- [What to do] Report the number of lines that hold the string "banking". Leave out any other text.
═══ Entries
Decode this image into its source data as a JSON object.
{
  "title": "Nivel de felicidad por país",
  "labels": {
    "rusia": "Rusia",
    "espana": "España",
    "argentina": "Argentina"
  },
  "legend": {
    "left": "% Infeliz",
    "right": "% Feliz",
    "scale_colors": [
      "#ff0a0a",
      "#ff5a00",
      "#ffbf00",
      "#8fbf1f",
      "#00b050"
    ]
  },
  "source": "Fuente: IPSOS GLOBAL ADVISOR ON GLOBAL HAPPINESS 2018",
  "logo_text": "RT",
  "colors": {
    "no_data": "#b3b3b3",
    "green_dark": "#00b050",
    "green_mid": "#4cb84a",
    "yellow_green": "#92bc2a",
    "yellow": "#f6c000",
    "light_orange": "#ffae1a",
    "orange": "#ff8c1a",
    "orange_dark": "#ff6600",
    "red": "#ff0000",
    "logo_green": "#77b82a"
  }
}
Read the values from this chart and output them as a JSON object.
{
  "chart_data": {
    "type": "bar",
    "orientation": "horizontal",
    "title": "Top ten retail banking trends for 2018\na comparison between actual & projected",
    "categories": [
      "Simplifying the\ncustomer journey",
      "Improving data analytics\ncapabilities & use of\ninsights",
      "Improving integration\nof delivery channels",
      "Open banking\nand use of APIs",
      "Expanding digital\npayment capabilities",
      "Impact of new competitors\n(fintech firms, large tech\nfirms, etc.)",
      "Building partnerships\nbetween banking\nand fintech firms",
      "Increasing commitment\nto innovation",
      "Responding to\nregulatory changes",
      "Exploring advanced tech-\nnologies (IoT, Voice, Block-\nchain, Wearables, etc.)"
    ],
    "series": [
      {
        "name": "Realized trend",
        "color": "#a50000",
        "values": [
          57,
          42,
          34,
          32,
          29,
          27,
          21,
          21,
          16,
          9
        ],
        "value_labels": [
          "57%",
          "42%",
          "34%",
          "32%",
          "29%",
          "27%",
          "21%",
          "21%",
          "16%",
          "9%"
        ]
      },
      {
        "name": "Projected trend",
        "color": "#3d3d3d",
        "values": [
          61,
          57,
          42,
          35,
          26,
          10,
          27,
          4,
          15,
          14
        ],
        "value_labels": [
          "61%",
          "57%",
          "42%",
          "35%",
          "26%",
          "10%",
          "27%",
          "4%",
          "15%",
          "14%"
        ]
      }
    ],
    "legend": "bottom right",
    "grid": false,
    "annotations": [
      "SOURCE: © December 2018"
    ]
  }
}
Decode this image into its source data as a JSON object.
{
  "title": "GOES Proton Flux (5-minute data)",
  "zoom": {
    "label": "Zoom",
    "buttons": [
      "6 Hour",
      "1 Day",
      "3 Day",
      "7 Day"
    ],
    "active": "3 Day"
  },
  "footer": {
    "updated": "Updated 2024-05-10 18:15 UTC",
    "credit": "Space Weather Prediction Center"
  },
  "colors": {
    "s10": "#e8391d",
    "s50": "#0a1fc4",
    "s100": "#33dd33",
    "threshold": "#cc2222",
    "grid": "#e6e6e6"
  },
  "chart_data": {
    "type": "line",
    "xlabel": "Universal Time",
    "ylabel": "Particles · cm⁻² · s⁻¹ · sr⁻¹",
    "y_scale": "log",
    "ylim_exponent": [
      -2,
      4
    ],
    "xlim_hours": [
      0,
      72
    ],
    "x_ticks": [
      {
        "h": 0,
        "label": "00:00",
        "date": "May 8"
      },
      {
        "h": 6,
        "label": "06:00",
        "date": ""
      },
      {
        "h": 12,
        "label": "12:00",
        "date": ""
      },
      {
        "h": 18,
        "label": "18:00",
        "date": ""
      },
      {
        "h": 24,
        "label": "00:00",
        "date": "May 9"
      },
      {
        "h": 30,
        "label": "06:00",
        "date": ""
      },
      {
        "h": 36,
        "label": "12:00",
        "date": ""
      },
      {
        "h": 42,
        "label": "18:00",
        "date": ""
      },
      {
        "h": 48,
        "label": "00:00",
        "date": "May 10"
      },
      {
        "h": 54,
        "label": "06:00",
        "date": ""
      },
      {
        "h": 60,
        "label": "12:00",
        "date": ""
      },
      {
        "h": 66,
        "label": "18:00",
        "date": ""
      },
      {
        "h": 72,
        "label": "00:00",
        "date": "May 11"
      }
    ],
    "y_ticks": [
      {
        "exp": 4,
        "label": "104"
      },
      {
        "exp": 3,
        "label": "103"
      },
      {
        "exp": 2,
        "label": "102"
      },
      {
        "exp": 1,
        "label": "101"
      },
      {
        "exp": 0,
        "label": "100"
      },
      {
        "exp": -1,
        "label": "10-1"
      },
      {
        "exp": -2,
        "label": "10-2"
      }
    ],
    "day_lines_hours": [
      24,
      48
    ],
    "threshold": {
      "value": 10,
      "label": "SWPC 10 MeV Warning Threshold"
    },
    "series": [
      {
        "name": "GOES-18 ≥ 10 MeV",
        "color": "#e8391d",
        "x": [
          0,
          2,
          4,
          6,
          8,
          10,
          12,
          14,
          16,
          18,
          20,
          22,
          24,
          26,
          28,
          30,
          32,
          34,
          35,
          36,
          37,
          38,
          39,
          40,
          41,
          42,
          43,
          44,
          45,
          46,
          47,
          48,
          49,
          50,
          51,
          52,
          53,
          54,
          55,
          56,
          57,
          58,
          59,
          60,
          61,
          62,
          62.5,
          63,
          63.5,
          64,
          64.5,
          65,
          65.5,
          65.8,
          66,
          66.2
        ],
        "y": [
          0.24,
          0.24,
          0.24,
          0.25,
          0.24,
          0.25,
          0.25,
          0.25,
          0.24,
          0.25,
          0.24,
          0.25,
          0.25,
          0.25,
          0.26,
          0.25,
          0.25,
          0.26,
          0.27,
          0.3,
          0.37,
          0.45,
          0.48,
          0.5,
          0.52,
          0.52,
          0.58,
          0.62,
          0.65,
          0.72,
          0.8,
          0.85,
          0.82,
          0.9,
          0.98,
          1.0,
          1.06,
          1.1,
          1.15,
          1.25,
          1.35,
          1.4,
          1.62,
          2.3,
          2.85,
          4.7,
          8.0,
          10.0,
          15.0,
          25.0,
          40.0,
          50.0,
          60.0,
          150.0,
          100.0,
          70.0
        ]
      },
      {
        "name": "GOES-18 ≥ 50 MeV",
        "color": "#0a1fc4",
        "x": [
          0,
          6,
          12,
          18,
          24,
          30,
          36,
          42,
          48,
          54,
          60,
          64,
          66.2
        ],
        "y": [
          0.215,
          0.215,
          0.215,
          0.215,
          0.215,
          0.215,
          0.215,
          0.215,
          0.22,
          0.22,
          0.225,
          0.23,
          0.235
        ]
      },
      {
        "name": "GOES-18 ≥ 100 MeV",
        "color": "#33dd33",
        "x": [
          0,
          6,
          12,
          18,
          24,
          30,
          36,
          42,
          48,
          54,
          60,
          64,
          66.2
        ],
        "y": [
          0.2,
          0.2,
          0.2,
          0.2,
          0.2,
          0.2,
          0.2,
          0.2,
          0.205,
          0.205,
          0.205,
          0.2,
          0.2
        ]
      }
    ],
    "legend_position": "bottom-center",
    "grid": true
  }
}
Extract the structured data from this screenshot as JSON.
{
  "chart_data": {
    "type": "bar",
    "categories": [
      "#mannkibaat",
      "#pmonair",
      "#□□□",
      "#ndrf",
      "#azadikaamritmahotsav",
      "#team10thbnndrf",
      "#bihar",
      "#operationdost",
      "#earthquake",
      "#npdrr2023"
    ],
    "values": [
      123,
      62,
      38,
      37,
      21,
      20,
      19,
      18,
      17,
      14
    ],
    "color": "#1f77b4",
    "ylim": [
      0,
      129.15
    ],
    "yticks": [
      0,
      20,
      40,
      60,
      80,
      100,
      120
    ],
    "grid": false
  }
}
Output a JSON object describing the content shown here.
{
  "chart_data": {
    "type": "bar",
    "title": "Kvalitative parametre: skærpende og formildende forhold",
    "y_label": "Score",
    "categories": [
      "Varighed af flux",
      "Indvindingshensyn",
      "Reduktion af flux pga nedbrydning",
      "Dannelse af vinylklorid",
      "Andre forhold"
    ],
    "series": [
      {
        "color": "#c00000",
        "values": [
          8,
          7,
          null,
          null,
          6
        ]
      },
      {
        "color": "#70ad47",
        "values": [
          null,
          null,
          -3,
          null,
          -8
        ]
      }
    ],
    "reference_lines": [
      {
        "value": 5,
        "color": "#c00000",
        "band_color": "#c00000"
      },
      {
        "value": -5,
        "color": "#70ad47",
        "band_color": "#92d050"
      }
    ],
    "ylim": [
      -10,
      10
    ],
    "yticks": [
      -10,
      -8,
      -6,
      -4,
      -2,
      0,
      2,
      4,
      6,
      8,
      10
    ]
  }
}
══════
- [The reply] 3